* _Task to complete_: Below are some records. How many of their lines contain the string "name"? Give the number only.

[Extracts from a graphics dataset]
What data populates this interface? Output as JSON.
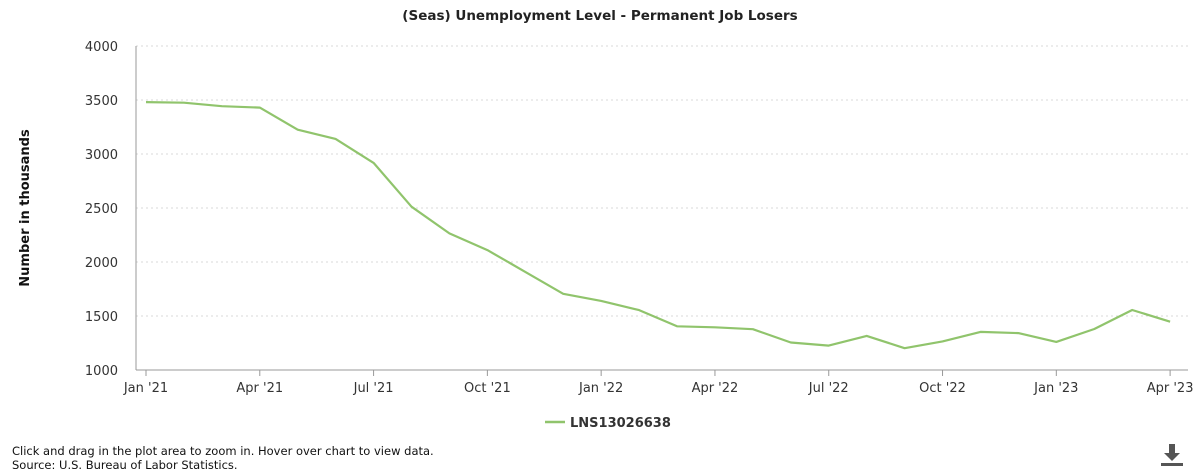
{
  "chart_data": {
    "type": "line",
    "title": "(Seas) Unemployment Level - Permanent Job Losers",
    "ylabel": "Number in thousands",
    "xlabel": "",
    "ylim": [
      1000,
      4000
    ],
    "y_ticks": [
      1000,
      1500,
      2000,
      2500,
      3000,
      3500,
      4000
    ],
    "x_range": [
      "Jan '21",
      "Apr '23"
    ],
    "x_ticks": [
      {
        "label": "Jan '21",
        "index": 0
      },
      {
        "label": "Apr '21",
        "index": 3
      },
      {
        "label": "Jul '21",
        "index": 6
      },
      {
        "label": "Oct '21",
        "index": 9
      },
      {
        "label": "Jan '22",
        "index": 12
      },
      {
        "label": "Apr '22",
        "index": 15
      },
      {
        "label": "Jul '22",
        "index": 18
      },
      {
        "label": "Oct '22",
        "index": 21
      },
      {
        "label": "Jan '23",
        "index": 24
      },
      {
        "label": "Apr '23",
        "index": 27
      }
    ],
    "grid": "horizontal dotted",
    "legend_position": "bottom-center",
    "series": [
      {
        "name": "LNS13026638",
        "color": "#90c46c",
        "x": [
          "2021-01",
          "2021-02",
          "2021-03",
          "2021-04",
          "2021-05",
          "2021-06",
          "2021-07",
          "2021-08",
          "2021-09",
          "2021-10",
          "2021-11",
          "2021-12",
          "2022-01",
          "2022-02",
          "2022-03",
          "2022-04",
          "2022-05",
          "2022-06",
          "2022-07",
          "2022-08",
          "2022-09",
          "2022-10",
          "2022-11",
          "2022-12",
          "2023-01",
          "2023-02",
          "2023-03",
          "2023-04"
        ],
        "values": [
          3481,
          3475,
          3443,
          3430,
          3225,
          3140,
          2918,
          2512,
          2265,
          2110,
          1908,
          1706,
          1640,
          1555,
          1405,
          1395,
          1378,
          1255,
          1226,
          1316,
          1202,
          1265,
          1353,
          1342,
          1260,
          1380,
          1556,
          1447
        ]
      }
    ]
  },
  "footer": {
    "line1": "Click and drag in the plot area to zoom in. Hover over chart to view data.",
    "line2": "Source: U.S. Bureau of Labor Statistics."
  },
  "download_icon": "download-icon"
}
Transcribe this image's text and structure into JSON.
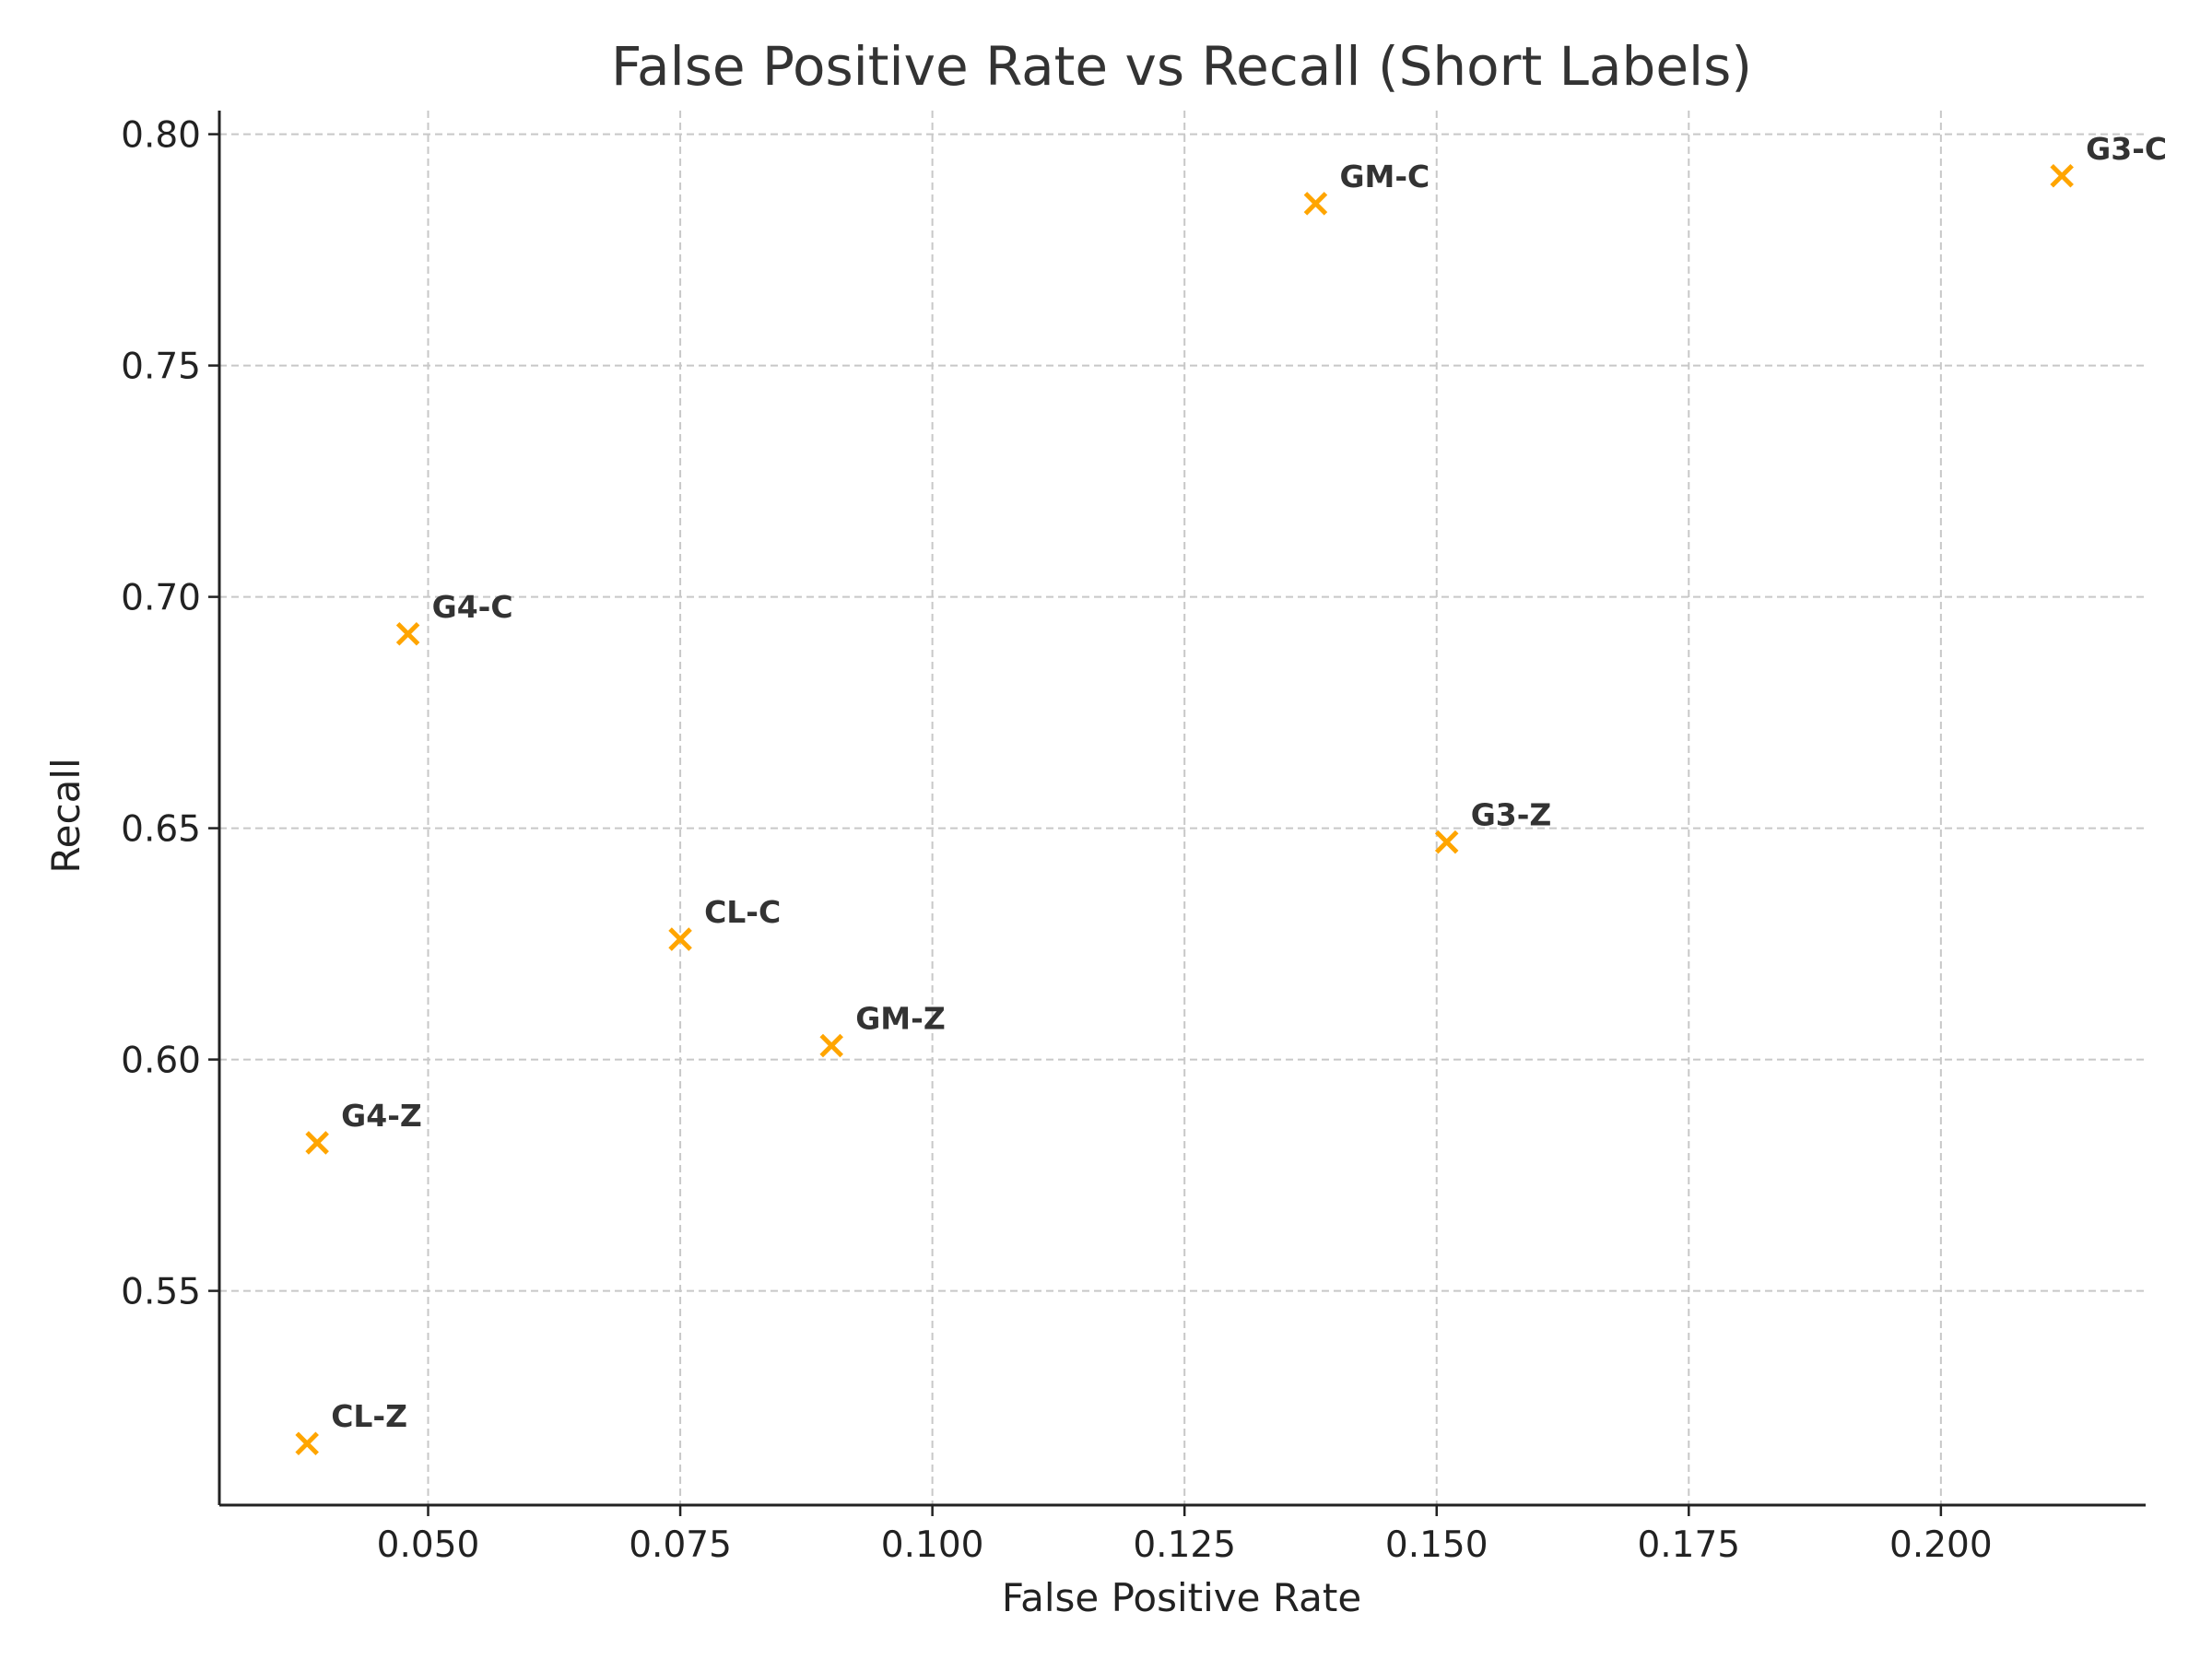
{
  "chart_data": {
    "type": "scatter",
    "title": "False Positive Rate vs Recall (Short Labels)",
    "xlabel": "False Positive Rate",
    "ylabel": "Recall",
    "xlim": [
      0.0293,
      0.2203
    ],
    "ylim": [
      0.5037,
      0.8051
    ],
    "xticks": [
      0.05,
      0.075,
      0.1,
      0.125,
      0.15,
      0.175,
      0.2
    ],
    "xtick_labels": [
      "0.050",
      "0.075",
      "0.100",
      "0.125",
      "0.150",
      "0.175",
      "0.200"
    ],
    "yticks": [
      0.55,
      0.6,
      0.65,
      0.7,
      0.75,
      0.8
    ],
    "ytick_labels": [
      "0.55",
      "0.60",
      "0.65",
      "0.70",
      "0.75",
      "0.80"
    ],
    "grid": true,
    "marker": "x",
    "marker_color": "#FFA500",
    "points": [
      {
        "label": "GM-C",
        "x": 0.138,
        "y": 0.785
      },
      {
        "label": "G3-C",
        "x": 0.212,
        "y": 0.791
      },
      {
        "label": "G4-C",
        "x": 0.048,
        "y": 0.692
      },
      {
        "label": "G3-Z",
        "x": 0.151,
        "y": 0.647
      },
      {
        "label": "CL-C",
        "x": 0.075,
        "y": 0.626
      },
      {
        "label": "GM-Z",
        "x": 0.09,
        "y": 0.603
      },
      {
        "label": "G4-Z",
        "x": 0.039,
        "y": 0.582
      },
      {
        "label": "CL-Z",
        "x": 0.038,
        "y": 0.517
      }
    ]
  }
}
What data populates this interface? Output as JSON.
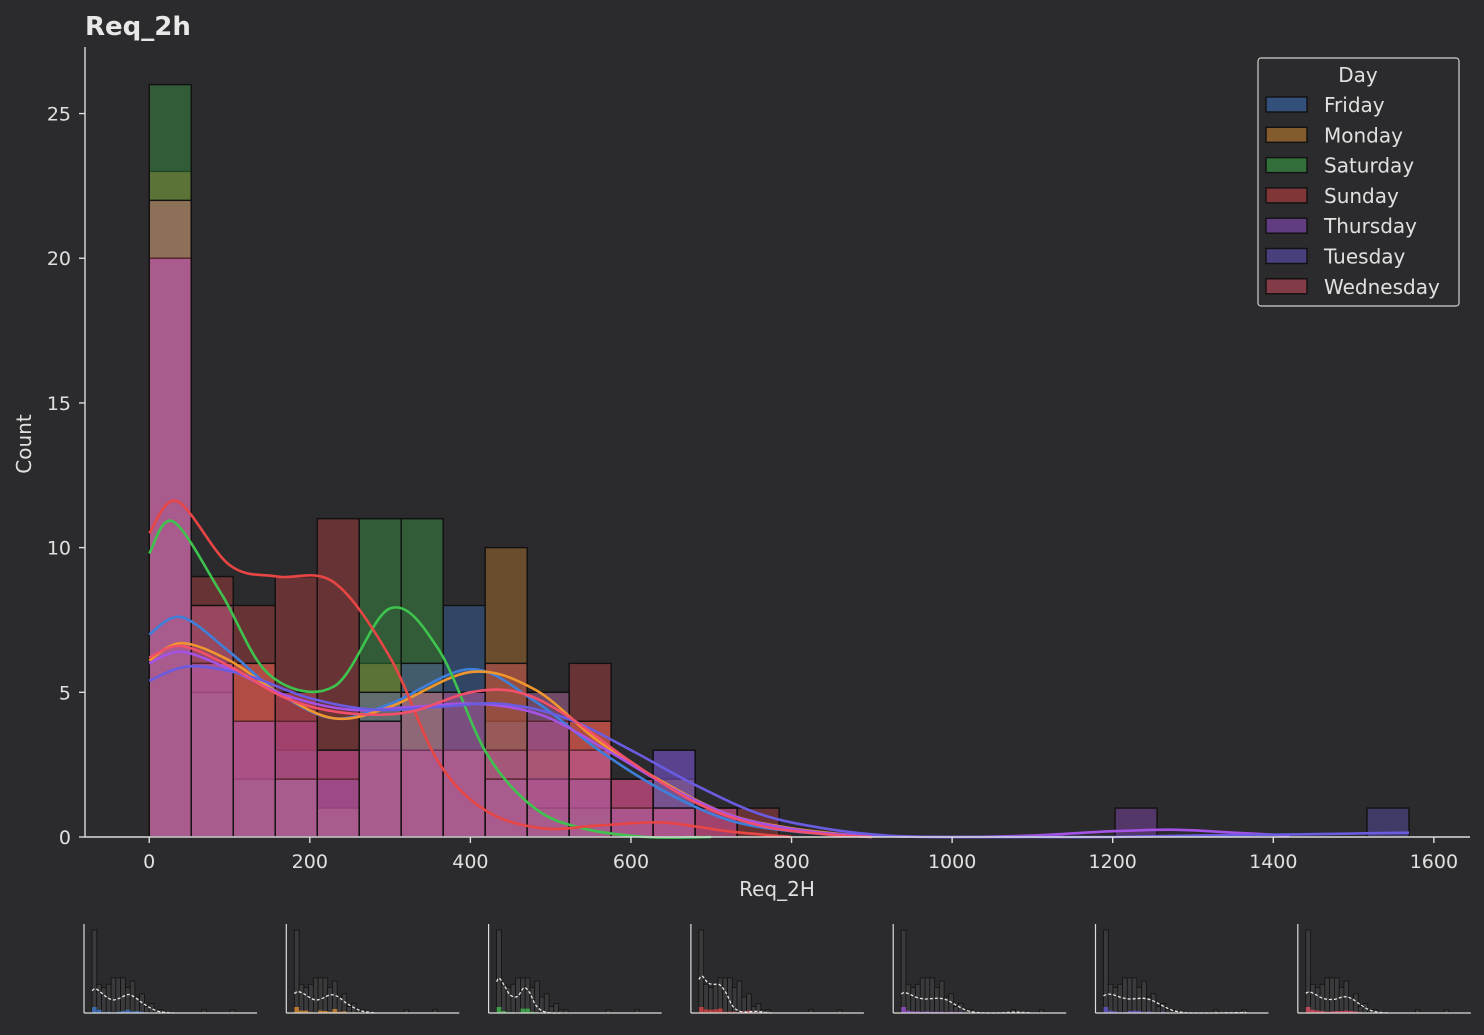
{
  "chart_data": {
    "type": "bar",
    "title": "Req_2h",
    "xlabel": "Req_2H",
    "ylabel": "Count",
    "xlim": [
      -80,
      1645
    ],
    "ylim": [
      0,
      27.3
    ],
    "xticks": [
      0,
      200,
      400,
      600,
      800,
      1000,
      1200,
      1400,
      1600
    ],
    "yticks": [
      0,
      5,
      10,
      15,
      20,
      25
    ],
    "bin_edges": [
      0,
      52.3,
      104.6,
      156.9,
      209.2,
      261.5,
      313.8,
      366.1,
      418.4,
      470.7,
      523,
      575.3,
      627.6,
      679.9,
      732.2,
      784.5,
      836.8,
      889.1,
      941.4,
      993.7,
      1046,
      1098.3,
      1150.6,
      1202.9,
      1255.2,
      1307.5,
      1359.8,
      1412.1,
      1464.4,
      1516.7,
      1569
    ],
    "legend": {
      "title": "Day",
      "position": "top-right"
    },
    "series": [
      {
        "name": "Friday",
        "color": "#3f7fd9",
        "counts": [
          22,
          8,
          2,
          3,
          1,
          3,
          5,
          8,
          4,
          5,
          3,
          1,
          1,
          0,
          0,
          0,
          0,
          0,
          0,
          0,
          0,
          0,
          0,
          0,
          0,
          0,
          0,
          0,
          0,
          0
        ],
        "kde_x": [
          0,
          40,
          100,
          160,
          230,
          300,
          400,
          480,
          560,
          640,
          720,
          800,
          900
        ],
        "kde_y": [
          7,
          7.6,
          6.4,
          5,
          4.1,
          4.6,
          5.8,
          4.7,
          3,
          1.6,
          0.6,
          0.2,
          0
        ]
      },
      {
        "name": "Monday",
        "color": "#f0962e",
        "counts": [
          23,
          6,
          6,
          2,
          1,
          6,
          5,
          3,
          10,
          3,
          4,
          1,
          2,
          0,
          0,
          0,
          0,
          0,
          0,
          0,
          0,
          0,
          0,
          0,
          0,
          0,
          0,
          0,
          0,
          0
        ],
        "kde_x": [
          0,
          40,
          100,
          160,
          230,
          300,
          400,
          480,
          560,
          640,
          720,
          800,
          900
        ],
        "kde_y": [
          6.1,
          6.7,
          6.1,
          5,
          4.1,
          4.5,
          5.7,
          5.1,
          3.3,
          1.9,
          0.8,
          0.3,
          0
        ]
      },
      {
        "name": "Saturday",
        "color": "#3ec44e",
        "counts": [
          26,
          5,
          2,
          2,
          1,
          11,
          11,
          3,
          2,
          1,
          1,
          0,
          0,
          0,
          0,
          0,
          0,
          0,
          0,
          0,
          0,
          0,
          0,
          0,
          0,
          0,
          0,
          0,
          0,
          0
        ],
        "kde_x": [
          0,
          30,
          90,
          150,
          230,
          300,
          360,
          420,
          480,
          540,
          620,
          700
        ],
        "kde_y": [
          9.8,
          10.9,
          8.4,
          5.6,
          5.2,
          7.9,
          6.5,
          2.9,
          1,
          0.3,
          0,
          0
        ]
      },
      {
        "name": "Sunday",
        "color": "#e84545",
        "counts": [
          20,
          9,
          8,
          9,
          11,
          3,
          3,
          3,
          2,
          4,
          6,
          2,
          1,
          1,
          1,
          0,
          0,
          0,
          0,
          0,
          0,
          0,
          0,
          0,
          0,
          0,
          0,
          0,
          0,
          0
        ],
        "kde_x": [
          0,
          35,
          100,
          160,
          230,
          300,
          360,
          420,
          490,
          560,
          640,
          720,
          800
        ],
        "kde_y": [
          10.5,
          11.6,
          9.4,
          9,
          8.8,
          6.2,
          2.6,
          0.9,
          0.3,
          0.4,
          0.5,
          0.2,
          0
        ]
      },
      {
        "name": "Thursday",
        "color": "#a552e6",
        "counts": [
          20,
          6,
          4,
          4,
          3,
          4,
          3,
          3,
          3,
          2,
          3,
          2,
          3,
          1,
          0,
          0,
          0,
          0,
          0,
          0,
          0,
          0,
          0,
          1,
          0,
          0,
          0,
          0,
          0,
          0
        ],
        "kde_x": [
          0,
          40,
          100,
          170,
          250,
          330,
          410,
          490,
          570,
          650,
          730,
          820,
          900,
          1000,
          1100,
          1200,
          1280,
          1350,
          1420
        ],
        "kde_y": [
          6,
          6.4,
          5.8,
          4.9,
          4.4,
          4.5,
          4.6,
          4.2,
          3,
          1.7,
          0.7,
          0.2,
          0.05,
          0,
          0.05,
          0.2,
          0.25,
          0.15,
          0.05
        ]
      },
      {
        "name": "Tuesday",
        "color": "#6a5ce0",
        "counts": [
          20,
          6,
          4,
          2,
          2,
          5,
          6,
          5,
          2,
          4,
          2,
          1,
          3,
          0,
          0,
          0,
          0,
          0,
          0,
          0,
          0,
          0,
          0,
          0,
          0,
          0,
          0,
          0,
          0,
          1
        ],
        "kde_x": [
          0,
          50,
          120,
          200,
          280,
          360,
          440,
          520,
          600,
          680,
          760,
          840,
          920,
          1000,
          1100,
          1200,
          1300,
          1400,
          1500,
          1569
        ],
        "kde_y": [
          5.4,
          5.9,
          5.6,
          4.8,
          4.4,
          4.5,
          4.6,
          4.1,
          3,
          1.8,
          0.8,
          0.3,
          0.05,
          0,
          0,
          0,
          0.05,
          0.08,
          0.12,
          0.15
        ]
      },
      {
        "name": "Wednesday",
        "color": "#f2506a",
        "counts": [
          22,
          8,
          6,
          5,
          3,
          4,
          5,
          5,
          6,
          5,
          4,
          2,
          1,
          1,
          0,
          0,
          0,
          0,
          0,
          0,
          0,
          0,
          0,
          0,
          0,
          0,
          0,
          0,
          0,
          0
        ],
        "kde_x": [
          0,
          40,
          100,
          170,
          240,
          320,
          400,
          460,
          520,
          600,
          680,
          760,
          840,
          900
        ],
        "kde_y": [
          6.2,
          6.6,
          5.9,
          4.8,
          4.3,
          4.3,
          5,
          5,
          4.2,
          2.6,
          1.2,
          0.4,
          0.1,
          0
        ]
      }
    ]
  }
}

* _Exercise result_: 8